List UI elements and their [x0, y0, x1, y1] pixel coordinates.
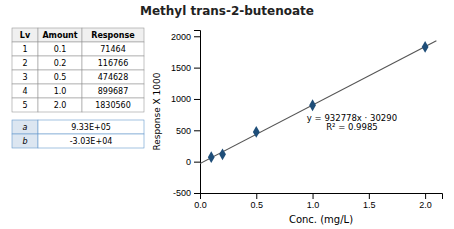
chart: Methyl trans-2-butenoate Lv Amount Response…	[0, 0, 454, 229]
table-cell: 2	[22, 59, 27, 68]
table-cell-box	[38, 56, 82, 70]
table-cell-box	[82, 70, 144, 84]
fit-line	[200, 41, 436, 164]
plot: 0.0 0.5 1.0 1.5 2.0 -500 0 500 1000 1500 2000 Conc.…	[152, 31, 443, 226]
y-tick: 1500	[171, 63, 200, 73]
x-tick: 2.0	[419, 193, 432, 210]
table-cell: 1.0	[54, 87, 67, 96]
x-tick: 1.5	[363, 193, 376, 210]
y-tick-mark	[194, 99, 200, 100]
table-cell: 71464	[100, 45, 125, 54]
x-axis-line	[201, 194, 443, 200]
table-cell-box	[82, 98, 144, 112]
y-tick-label: 500	[176, 126, 191, 136]
x-axis: 0.0 0.5 1.0 1.5 2.0	[194, 193, 442, 210]
table-cell-box	[82, 84, 144, 98]
table-cell-box	[12, 120, 38, 134]
y-tick-label: -500	[173, 188, 191, 198]
y-tick-mark	[194, 130, 200, 131]
y-tick: 0	[186, 157, 200, 167]
point	[219, 148, 226, 160]
y-tick: 500	[176, 126, 200, 136]
table-cell-box	[38, 98, 82, 112]
y-axis: -500 0 500 1000 1500 2000	[171, 31, 201, 199]
table-cell-box	[12, 42, 38, 56]
y-axis-line	[194, 31, 201, 194]
table-cell: 9.33E+05	[71, 123, 111, 132]
x-tick-label: 1.0	[307, 200, 320, 210]
point	[208, 151, 215, 163]
x-tick: 0.0	[194, 193, 207, 210]
table-cell-box	[38, 120, 144, 134]
table-cell-box	[82, 42, 144, 56]
table-cell: 116766	[98, 59, 129, 68]
table-header: Response	[91, 31, 135, 40]
table-cell: 1830560	[95, 101, 131, 110]
y-tick: 1000	[171, 94, 200, 104]
table-cell: a	[23, 123, 28, 132]
y-tick-label: 1000	[171, 94, 191, 104]
table-cell-box	[12, 56, 38, 70]
x-tick-label: 2.0	[419, 200, 432, 210]
table-cell-box	[12, 84, 38, 98]
table-cell: 899687	[98, 87, 129, 96]
point	[422, 41, 429, 53]
table-cell: 4	[22, 87, 27, 96]
table-cell: 0.5	[54, 73, 67, 82]
x-axis-title: Conc. (mg/L)	[289, 214, 353, 225]
table-cell: 474628	[98, 73, 129, 82]
table-cell: b	[22, 137, 27, 146]
table: Lv Amount Response 1 0.1 71464 2 0.2 116766 3 0.5 4…	[12, 28, 144, 112]
marks	[200, 41, 436, 164]
x-tick-mark	[425, 193, 426, 199]
annotation: R² = 0.9985	[326, 122, 378, 132]
title: Methyl trans-2-butenoate	[140, 4, 314, 18]
table-cell-box	[12, 70, 38, 84]
table-cell-box	[12, 98, 38, 112]
table-header-cell	[82, 28, 144, 42]
table-cell: 0.2	[54, 59, 67, 68]
table: a 9.33E+05 b -3.03E+04	[12, 120, 144, 148]
y-tick-label: 0	[186, 157, 191, 167]
table-cell-box	[82, 56, 144, 70]
x-tick-label: 0.5	[251, 200, 264, 210]
x-tick: 1.0	[307, 193, 320, 210]
table-header-cell	[38, 28, 82, 42]
table-cell: 0.1	[54, 45, 67, 54]
point	[309, 99, 316, 111]
table-cell-box	[38, 84, 82, 98]
y-tick-label: 1500	[171, 63, 191, 73]
x-tick-label: 0.0	[194, 200, 207, 210]
x-tick: 0.5	[251, 193, 264, 210]
table-cell: 5	[22, 101, 27, 110]
table-cell: -3.03E+04	[70, 137, 113, 146]
y-tick-mark	[194, 68, 200, 69]
x-tick-mark	[369, 193, 370, 199]
table-cell: 3	[22, 73, 27, 82]
y-tick-label: 2000	[171, 32, 191, 42]
table-cell-box	[38, 70, 82, 84]
y-tick-mark	[194, 162, 200, 163]
table-cell-box	[12, 134, 38, 148]
table-cell-box	[38, 134, 144, 148]
table-cell: 1	[22, 45, 27, 54]
table-header: Amount	[42, 31, 77, 40]
y-tick: 2000	[171, 32, 200, 42]
y-tick: -500	[173, 188, 200, 198]
y-tick-mark	[194, 193, 200, 194]
point	[253, 126, 260, 138]
x-tick-mark	[256, 193, 257, 199]
y-axis-title: Response X 1000	[152, 72, 162, 150]
y-tick-mark	[194, 36, 200, 37]
table-header-cell	[12, 28, 38, 42]
x-tick-label: 1.5	[363, 200, 376, 210]
table-cell: 2.0	[54, 101, 67, 110]
x-tick-mark	[313, 193, 314, 199]
table-header: Lv	[20, 31, 31, 40]
table-cell-box	[38, 42, 82, 56]
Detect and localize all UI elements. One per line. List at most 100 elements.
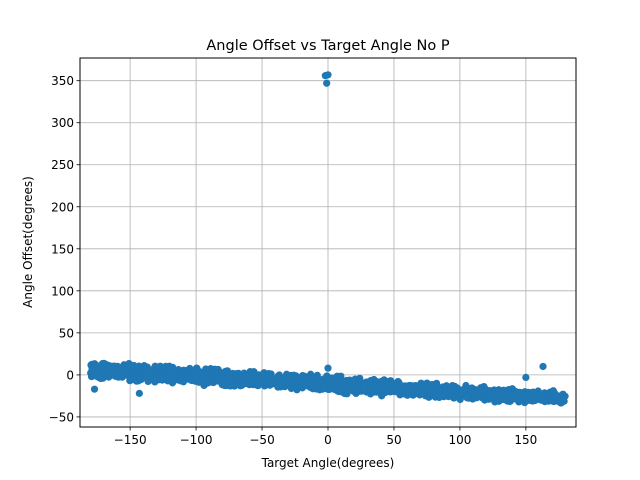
data-point bbox=[548, 397, 556, 405]
outlier-point bbox=[90, 385, 99, 393]
data-point bbox=[190, 370, 198, 378]
y-tick-label: 0 bbox=[66, 368, 74, 382]
y-axis-label: Angle Offset(degrees) bbox=[21, 176, 35, 308]
data-point bbox=[198, 370, 206, 378]
data-point bbox=[518, 393, 526, 401]
data-point bbox=[428, 386, 436, 394]
data-point bbox=[344, 382, 352, 390]
data-point bbox=[281, 377, 290, 385]
y-tick-label: 50 bbox=[59, 326, 74, 340]
data-point bbox=[143, 373, 151, 382]
data-point bbox=[259, 378, 267, 386]
data-point bbox=[556, 395, 564, 403]
data-point bbox=[328, 374, 336, 382]
data-point bbox=[95, 373, 103, 382]
data-point bbox=[478, 385, 487, 393]
y-axis: −50 0 50 100 150 200 250 300 350 bbox=[49, 74, 80, 424]
data-point bbox=[111, 372, 120, 380]
data-point bbox=[399, 384, 407, 392]
data-point bbox=[224, 375, 232, 383]
data-point bbox=[151, 371, 159, 379]
data-point bbox=[481, 396, 489, 404]
outlier-point bbox=[324, 71, 332, 79]
data-point bbox=[193, 375, 201, 384]
data-point bbox=[169, 376, 178, 384]
outlier-point bbox=[135, 389, 143, 397]
data-point bbox=[309, 374, 317, 383]
y-tick-label: 150 bbox=[51, 242, 74, 256]
outlier-point bbox=[323, 79, 331, 87]
data-point bbox=[379, 383, 387, 391]
data-point bbox=[126, 362, 134, 371]
data-point bbox=[176, 377, 185, 385]
data-point bbox=[336, 386, 344, 394]
x-axis-label: Target Angle(degrees) bbox=[261, 456, 395, 470]
data-points bbox=[87, 71, 569, 407]
data-point bbox=[350, 376, 358, 385]
data-point bbox=[491, 391, 499, 399]
data-point bbox=[411, 382, 420, 390]
data-point bbox=[164, 363, 172, 372]
data-point bbox=[467, 387, 475, 396]
data-point bbox=[360, 385, 368, 394]
data-point bbox=[287, 379, 295, 387]
y-tick-label: 100 bbox=[51, 284, 74, 298]
x-tick-label: 150 bbox=[514, 433, 537, 447]
x-tick-label: 0 bbox=[324, 433, 332, 447]
data-point bbox=[460, 385, 468, 393]
data-point bbox=[126, 377, 134, 385]
data-point bbox=[166, 370, 174, 378]
data-point bbox=[244, 379, 252, 388]
data-point bbox=[531, 396, 539, 405]
data-point bbox=[88, 367, 96, 375]
data-point bbox=[417, 388, 425, 397]
x-tick-label: −50 bbox=[249, 433, 274, 447]
data-point bbox=[529, 388, 537, 396]
data-point bbox=[428, 380, 436, 389]
data-point bbox=[159, 373, 168, 381]
data-point bbox=[307, 381, 316, 389]
data-point bbox=[183, 372, 191, 380]
data-point bbox=[447, 386, 455, 394]
x-tick-label: 100 bbox=[448, 433, 471, 447]
data-point bbox=[254, 382, 262, 390]
data-point bbox=[199, 377, 208, 385]
data-point bbox=[352, 389, 360, 397]
data-point bbox=[317, 376, 325, 384]
data-point bbox=[102, 367, 110, 376]
data-point bbox=[245, 372, 253, 380]
data-point bbox=[135, 374, 144, 382]
x-tick-label: −100 bbox=[180, 433, 213, 447]
y-tick-label: 300 bbox=[51, 116, 74, 130]
x-axis: −150 −100 −50 0 50 100 150 bbox=[114, 427, 537, 447]
data-point bbox=[434, 385, 442, 393]
data-point bbox=[378, 392, 386, 400]
data-point bbox=[509, 394, 517, 402]
grid-lines bbox=[80, 58, 576, 427]
data-point bbox=[156, 362, 164, 370]
data-point bbox=[236, 376, 244, 384]
x-tick-label: −150 bbox=[114, 433, 147, 447]
y-tick-label: −50 bbox=[49, 410, 74, 424]
outlier-point bbox=[522, 373, 530, 382]
data-point bbox=[297, 378, 305, 386]
data-point bbox=[384, 380, 393, 388]
data-point bbox=[551, 390, 559, 398]
data-point bbox=[541, 397, 549, 406]
x-tick-label: 50 bbox=[386, 433, 401, 447]
data-point bbox=[253, 375, 261, 383]
data-point bbox=[496, 389, 504, 397]
chart-title: Angle Offset vs Target Angle No P bbox=[206, 38, 449, 54]
y-tick-label: 350 bbox=[51, 74, 74, 88]
data-point bbox=[541, 391, 549, 399]
data-point bbox=[214, 375, 222, 383]
data-point bbox=[276, 381, 284, 390]
outlier-point bbox=[324, 364, 332, 372]
data-point bbox=[213, 366, 221, 374]
y-tick-label: 200 bbox=[51, 200, 74, 214]
data-point bbox=[110, 365, 118, 374]
data-point bbox=[265, 379, 274, 387]
data-point bbox=[116, 365, 124, 373]
data-point bbox=[141, 365, 149, 374]
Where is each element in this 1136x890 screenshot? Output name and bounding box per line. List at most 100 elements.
____
→ **What you need to do**
Format the listing as a JSON list of strings, one string per line, beginning with the line containing "data-point bbox=[548, 397, 556, 405]" and continuing through the line containing "data-point bbox=[176, 377, 185, 385]". Include only those lines and omit blank ones.

→ **Solved problem**
[
  "data-point bbox=[548, 397, 556, 405]",
  "outlier-point bbox=[90, 385, 99, 393]",
  "data-point bbox=[190, 370, 198, 378]",
  "y-tick-label: 0 bbox=[66, 368, 74, 382]",
  "y-axis-label: Angle Offset(degrees) bbox=[21, 176, 35, 308]",
  "data-point bbox=[198, 370, 206, 378]",
  "data-point bbox=[518, 393, 526, 401]",
  "data-point bbox=[428, 386, 436, 394]",
  "data-point bbox=[344, 382, 352, 390]",
  "data-point bbox=[281, 377, 290, 385]",
  "y-tick-label: 50 bbox=[59, 326, 74, 340]",
  "data-point bbox=[143, 373, 151, 382]",
  "data-point bbox=[259, 378, 267, 386]",
  "data-point bbox=[556, 395, 564, 403]",
  "data-point bbox=[328, 374, 336, 382]",
  "data-point bbox=[95, 373, 103, 382]",
  "data-point bbox=[478, 385, 487, 393]",
  "y-axis: −50 0 50 100 150 200 250 300 350 bbox=[49, 74, 80, 424]",
  "data-point bbox=[111, 372, 120, 380]",
  "data-point bbox=[399, 384, 407, 392]",
  "data-point bbox=[224, 375, 232, 383]",
  "data-point bbox=[151, 371, 159, 379]",
  "data-point bbox=[481, 396, 489, 404]",
  "outlier-point bbox=[324, 71, 332, 79]",
  "data-point bbox=[193, 375, 201, 384]",
  "data-point bbox=[169, 376, 178, 384]",
  "outlier-point bbox=[135, 389, 143, 397]",
  "data-point bbox=[309, 374, 317, 383]",
  "y-tick-label: 150 bbox=[51, 242, 74, 256]",
  "outlier-point bbox=[323, 79, 331, 87]",
  "data-point bbox=[379, 383, 387, 391]",
  "data-point bbox=[126, 362, 134, 371]",
  "data-point bbox=[176, 377, 185, 385]"
]